**Brief**
For the entries below, how many lines include the word "this"? Give the figure and nothing more.

**Excerpted data**

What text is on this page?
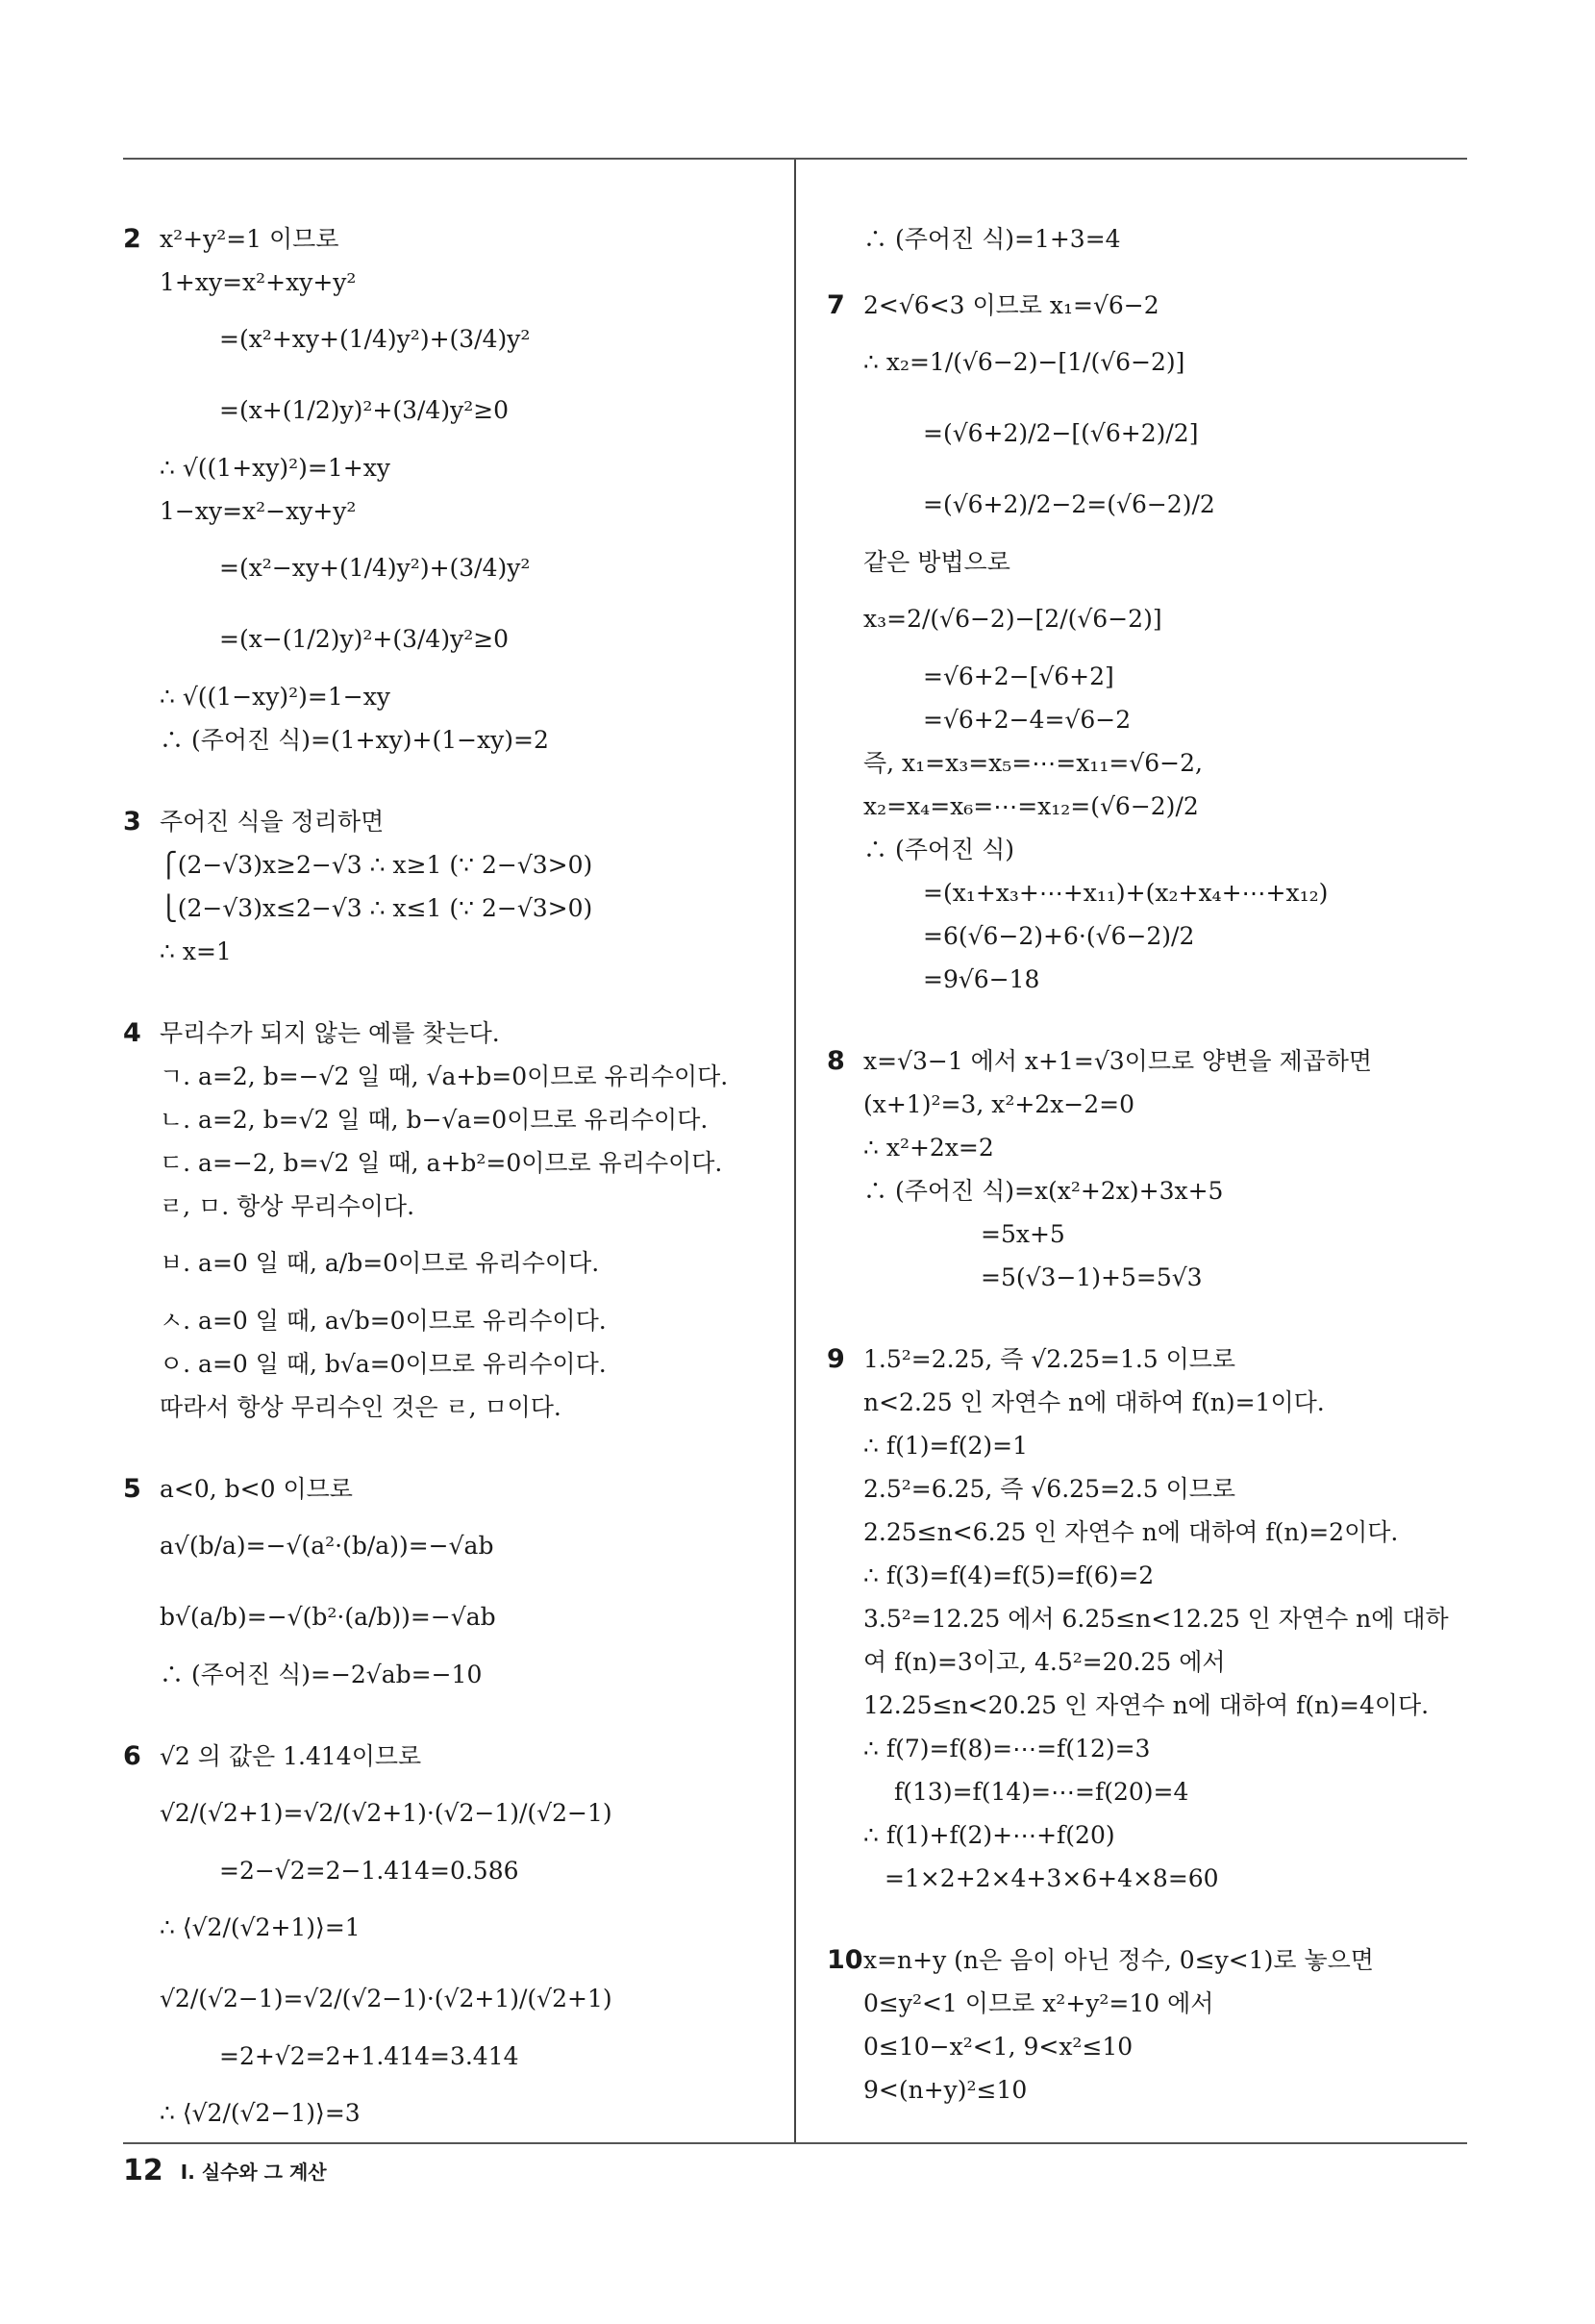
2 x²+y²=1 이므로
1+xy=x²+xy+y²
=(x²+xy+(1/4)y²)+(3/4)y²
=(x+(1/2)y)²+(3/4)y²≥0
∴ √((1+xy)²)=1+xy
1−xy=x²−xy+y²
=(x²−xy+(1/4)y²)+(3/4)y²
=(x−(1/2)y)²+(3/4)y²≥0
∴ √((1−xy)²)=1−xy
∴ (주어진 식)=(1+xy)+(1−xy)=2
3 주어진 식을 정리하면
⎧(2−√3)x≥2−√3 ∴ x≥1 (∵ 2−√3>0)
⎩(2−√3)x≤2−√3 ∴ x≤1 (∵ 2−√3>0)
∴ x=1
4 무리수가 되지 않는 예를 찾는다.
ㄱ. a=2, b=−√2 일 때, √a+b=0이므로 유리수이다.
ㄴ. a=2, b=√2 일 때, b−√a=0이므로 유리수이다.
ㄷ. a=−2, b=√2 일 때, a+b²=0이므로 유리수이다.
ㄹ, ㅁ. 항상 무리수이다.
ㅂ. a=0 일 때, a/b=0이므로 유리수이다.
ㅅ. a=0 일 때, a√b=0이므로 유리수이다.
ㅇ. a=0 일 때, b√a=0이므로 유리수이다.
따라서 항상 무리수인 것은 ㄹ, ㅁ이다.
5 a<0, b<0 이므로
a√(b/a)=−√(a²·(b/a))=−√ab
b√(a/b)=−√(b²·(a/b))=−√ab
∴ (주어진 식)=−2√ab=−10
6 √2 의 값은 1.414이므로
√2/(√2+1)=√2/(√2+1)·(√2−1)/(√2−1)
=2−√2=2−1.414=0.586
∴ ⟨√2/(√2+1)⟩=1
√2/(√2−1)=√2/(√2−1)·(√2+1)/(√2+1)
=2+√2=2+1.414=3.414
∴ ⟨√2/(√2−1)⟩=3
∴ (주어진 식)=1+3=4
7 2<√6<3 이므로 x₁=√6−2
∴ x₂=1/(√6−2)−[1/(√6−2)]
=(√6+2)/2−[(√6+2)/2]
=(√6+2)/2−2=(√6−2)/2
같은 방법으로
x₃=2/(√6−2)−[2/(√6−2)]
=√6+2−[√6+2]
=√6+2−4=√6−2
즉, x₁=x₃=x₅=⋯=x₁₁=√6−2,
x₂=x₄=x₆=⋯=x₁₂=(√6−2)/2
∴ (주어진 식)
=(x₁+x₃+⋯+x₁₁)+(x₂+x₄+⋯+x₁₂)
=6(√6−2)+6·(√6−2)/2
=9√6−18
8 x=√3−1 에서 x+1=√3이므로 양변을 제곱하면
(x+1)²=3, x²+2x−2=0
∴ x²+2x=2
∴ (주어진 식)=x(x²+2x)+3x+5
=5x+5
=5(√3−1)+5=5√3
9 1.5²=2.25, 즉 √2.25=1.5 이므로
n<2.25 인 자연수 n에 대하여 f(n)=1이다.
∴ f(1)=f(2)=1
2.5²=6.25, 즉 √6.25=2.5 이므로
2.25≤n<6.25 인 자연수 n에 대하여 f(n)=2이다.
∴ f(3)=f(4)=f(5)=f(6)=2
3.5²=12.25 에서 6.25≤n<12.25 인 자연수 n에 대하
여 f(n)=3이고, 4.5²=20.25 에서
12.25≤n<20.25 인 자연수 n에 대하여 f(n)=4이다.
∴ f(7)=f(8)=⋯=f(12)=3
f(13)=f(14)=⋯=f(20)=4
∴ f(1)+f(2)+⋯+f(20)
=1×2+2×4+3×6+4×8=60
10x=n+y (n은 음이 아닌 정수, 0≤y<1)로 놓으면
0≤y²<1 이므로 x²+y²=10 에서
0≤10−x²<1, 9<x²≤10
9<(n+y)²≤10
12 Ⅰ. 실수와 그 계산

...

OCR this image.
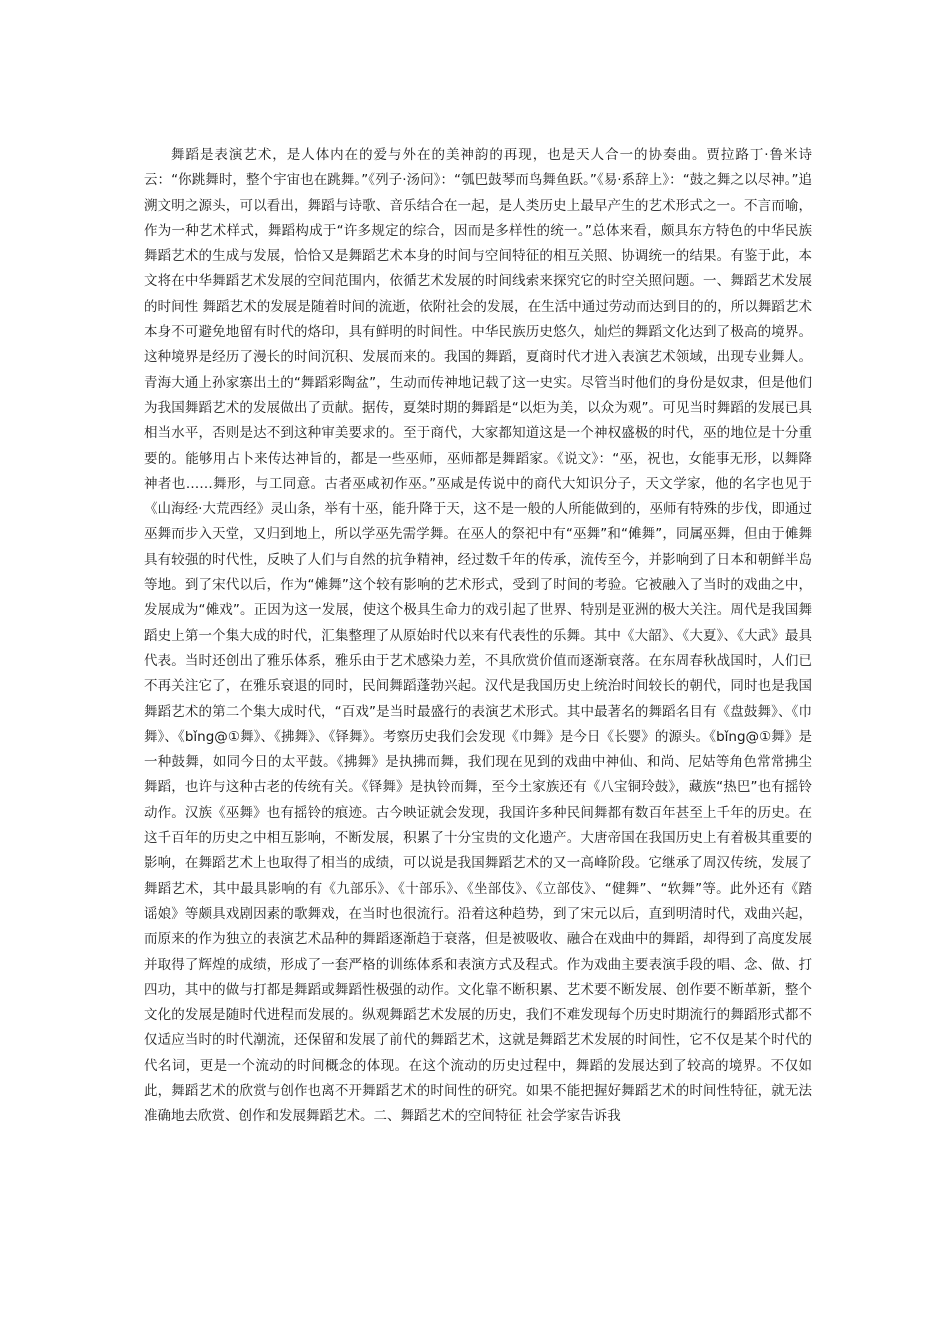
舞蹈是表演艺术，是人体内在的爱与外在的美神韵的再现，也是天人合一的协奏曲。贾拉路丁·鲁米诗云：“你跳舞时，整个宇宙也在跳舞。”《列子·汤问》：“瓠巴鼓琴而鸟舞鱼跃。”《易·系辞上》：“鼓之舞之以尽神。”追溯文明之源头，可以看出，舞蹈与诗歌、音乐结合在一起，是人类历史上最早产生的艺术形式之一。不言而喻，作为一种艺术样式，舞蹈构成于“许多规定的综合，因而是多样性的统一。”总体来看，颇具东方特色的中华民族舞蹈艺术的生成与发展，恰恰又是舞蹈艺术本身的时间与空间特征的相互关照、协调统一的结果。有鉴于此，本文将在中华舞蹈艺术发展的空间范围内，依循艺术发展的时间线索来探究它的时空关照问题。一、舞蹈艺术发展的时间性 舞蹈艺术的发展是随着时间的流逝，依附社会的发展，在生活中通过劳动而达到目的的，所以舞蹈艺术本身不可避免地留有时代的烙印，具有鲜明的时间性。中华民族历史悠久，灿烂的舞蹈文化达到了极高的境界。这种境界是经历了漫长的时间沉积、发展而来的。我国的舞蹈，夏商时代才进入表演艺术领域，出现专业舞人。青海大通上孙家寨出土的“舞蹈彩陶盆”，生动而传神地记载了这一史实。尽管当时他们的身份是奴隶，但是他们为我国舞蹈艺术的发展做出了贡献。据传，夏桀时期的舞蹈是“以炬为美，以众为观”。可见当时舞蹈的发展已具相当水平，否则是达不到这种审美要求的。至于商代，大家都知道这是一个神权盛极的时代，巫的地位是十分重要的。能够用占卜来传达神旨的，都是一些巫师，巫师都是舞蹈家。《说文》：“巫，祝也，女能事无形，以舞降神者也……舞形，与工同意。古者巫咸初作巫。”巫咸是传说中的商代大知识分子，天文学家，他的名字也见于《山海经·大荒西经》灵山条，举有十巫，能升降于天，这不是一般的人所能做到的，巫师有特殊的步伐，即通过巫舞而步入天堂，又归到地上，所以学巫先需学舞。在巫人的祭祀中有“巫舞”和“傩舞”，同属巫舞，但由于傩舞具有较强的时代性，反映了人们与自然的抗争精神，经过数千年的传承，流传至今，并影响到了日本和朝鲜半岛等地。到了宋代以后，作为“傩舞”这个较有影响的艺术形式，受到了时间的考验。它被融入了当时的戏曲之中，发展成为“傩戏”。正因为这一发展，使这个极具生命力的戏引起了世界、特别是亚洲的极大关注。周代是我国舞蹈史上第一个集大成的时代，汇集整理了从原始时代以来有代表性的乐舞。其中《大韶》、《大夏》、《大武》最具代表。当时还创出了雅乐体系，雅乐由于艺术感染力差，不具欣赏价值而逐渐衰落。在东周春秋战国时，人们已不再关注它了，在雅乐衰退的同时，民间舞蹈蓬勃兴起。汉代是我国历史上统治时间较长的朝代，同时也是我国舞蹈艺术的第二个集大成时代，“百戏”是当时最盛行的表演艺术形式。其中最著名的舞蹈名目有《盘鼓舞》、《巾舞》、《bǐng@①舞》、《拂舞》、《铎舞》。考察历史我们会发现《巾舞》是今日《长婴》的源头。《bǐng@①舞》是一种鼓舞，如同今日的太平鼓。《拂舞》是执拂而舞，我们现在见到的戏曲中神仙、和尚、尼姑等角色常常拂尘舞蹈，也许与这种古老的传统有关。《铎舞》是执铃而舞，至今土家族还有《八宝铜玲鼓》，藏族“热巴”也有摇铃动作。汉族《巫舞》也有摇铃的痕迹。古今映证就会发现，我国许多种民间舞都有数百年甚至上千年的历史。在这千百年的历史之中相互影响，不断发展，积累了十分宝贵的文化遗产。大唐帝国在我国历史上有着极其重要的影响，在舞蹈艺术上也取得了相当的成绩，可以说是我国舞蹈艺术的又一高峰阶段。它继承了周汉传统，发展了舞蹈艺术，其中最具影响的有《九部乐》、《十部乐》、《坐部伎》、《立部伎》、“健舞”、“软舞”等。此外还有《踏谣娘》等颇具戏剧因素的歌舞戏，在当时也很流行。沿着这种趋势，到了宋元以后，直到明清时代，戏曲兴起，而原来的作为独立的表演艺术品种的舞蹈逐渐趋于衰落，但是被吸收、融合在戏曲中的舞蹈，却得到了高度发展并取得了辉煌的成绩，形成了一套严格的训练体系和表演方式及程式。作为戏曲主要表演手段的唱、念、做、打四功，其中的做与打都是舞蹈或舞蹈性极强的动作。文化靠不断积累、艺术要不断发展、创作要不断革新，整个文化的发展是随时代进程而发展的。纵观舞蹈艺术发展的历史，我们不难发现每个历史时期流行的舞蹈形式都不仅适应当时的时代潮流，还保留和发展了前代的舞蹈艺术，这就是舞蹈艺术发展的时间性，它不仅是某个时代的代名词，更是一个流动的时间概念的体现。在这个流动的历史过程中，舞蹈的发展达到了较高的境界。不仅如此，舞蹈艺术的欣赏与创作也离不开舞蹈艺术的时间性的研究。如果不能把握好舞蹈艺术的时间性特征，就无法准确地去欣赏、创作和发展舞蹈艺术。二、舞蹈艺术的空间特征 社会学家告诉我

**Full solution**
2